◆ **Description of the task**
Keep only the lines where "this" appears.

◆ **Entries supplied**
-*-*-
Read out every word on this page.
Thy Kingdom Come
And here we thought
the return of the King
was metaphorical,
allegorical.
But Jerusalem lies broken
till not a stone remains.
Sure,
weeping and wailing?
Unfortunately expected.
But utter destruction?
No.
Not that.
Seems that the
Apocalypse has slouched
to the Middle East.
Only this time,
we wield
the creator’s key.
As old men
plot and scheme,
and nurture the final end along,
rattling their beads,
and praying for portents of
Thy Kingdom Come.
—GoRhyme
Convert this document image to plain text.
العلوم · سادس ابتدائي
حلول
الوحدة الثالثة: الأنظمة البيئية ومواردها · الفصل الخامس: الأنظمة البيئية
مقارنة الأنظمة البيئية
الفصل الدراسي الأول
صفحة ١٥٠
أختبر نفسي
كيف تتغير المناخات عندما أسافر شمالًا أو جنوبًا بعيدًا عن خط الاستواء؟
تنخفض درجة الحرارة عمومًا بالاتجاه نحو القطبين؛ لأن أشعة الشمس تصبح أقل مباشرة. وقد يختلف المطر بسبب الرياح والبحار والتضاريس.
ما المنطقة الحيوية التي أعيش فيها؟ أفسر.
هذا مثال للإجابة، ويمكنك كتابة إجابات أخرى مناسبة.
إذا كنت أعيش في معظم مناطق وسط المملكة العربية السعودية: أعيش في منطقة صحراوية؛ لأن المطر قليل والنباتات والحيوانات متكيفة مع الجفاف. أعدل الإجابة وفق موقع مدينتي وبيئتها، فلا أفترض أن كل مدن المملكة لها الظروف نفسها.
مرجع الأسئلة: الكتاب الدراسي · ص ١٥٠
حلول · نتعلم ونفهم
-*-*-
◆ **Task solution**
Read out every word on this page.
Only this time,
Convert this document image to plain text.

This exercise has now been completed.